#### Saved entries
● ● ● ●

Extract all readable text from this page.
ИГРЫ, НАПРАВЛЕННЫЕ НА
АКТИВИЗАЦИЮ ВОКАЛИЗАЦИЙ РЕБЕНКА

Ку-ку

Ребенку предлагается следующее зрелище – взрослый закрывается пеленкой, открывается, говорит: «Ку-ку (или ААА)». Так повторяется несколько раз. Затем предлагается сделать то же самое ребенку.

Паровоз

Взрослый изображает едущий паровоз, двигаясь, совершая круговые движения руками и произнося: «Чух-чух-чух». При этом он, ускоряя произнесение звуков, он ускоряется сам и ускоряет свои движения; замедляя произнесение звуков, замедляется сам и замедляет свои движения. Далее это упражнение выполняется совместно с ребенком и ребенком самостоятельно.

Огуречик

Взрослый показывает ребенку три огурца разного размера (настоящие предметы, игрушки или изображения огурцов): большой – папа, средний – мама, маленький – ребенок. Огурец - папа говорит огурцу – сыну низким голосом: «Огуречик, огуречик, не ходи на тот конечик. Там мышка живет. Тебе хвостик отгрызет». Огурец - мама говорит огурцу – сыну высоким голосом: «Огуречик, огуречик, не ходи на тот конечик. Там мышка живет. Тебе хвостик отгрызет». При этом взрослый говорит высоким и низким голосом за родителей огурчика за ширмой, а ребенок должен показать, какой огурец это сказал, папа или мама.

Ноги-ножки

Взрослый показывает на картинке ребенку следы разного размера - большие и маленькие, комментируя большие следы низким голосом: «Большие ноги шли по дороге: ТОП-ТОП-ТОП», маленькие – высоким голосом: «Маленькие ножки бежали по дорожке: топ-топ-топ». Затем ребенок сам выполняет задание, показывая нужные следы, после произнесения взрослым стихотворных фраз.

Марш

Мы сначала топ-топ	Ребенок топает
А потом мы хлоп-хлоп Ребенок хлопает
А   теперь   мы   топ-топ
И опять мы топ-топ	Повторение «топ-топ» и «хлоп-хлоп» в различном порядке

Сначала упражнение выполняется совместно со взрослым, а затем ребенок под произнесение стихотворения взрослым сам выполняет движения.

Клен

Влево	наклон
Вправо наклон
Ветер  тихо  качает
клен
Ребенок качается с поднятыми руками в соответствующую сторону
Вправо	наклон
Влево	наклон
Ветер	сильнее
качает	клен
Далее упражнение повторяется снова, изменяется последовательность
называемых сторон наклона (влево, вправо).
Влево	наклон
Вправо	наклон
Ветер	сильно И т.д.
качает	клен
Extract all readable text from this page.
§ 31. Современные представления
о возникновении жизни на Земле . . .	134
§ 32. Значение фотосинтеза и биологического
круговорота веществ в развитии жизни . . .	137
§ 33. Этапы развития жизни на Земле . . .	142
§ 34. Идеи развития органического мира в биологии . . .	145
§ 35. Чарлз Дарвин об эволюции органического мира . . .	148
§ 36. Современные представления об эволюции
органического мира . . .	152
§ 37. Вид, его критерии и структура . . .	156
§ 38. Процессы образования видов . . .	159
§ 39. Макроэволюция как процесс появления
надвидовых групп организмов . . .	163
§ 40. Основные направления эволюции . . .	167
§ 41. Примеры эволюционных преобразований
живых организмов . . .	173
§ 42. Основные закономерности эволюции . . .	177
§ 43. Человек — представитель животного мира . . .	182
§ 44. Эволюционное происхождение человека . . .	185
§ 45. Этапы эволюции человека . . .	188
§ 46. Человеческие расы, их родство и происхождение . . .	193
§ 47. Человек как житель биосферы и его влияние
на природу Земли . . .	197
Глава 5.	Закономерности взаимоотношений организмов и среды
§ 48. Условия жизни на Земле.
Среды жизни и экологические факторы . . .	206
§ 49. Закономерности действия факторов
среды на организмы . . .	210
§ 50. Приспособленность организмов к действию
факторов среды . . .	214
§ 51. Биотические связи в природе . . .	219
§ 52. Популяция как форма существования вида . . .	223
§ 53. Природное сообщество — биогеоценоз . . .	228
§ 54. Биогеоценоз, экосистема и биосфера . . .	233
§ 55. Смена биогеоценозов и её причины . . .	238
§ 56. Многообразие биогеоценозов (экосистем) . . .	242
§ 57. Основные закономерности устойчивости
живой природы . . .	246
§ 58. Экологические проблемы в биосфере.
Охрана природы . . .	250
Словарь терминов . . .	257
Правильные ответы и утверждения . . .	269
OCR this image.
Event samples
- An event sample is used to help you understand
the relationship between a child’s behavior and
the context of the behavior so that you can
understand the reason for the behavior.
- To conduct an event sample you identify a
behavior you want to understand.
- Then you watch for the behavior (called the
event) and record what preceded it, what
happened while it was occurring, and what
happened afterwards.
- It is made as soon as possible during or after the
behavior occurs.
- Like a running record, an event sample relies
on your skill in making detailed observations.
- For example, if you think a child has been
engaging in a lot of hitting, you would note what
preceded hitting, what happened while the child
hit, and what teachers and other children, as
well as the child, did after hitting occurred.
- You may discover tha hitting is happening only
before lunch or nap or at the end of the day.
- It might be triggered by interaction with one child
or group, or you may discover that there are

● ● ● ●

#### Written request
Copy each record from above without leaving any out.

#### Response for this exercise
Extract all readable text from this page.
ИГРЫ, НАПРАВЛЕННЫЕ НА
АКТИВИЗАЦИЮ ВОКАЛИЗАЦИЙ РЕБЕНКА

Ку-ку

Ребенку предлагается следующее зрелище – взрослый закрывается пеленкой, открывается, говорит: «Ку-ку (или ААА)». Так повторяется несколько раз. Затем предлагается сделать то же самое ребенку.

Паровоз

Взрослый изображает едущий паровоз, двигаясь, совершая круговые движения руками и произнося: «Чух-чух-чух». При этом он, ускоряя произнесение звуков, он ускоряется сам и ускоряет свои движения; замедляя произнесение звуков, замедляется сам и замедляет свои движения. Далее это упражнение выполняется совместно с ребенком и ребенком самостоятельно.

Огуречик

Взрослый показывает ребенку три огурца разного размера (настоящие предметы, игрушки или изображения огурцов): большой – папа, средний – мама, маленький – ребенок. Огурец - папа говорит огурцу – сыну низким голосом: «Огуречик, огуречик, не ходи на тот конечик. Там мышка живет. Тебе хвостик отгрызет». Огурец - мама говорит огурцу – сыну высоким голосом: «Огуречик, огуречик, не ходи на тот конечик. Там мышка живет. Тебе хвостик отгрызет». При этом взрослый говорит высоким и низким голосом за родителей огурчика за ширмой, а ребенок должен показать, какой огурец это сказал, папа или мама.

Ноги-ножки

Взрослый показывает на картинке ребенку следы разного размера - большие и маленькие, комментируя большие следы низким голосом: «Большие ноги шли по дороге: ТОП-ТОП-ТОП», маленькие – высоким голосом: «Маленькие ножки бежали по дорожке: топ-топ-топ». Затем ребенок сам выполняет задание, показывая нужные следы, после произнесения взрослым стихотворных фраз.

Марш

Мы сначала топ-топ	Ребенок топает
А потом мы хлоп-хлоп Ребенок хлопает
А   теперь   мы   топ-топ
И опять мы топ-топ	Повторение «топ-топ» и «хлоп-хлоп» в различном порядке

Сначала упражнение выполняется совместно со взрослым, а затем ребенок под произнесение стихотворения взрослым сам выполняет движения.

Клен

Влево	наклон
Вправо наклон
Ветер  тихо  качает
клен
Ребенок качается с поднятыми руками в соответствующую сторону
Вправо	наклон
Влево	наклон
Ветер	сильнее
качает	клен
Далее упражнение повторяется снова, изменяется последовательность
называемых сторон наклона (влево, вправо).
Влево	наклон
Вправо	наклон
Ветер	сильно И т.д.
качает	клен
Extract all readable text from this page.
§ 31. Современные представления
о возникновении жизни на Земле . . .	134
§ 32. Значение фотосинтеза и биологического
круговорота веществ в развитии жизни . . .	137
§ 33. Этапы развития жизни на Земле . . .	142
§ 34. Идеи развития органического мира в биологии . . .	145
§ 35. Чарлз Дарвин об эволюции органического мира . . .	148
§ 36. Современные представления об эволюции
органического мира . . .	152
§ 37. Вид, его критерии и структура . . .	156
§ 38. Процессы образования видов . . .	159
§ 39. Макроэволюция как процесс появления
надвидовых групп организмов . . .	163
§ 40. Основные направления эволюции . . .	167
§ 41. Примеры эволюционных преобразований
живых организмов . . .	173
§ 42. Основные закономерности эволюции . . .	177
§ 43. Человек — представитель животного мира . . .	182
§ 44. Эволюционное происхождение человека . . .	185
§ 45. Этапы эволюции человека . . .	188
§ 46. Человеческие расы, их родство и происхождение . . .	193
§ 47. Человек как житель биосферы и его влияние
на природу Земли . . .	197
Глава 5.	Закономерности взаимоотношений организмов и среды
§ 48. Условия жизни на Земле.
Среды жизни и экологические факторы . . .	206
§ 49. Закономерности действия факторов
среды на организмы . . .	210
§ 50. Приспособленность организмов к действию
факторов среды . . .	214
§ 51. Биотические связи в природе . . .	219
§ 52. Популяция как форма существования вида . . .	223
§ 53. Природное сообщество — биогеоценоз . . .	228
§ 54. Биогеоценоз, экосистема и биосфера . . .	233
§ 55. Смена биогеоценозов и её причины . . .	238
§ 56. Многообразие биогеоценозов (экосистем) . . .	242
§ 57. Основные закономерности устойчивости
живой природы . . .	246
§ 58. Экологические проблемы в биосфере.
Охрана природы . . .	250
Словарь терминов . . .	257
Правильные ответы и утверждения . . .	269
OCR this image.
Event samples
- An event sample is used to help you understand
the relationship between a child’s behavior and
the context of the behavior so that you can
understand the reason for the behavior.
- To conduct an event sample you identify a
behavior you want to understand.
- Then you watch for the behavior (called the
event) and record what preceded it, what
happened while it was occurring, and what
happened afterwards.
- It is made as soon as possible during or after the
behavior occurs.
- Like a running record, an event sample relies
on your skill in making detailed observations.
- For example, if you think a child has been
engaging in a lot of hitting, you would note what
preceded hitting, what happened while the child
hit, and what teachers and other children, as
well as the child, did after hitting occurred.
- You may discover tha hitting is happening only
before lunch or nap or at the end of the day.
- It might be triggered by interaction with one child
or group, or you may discover that there are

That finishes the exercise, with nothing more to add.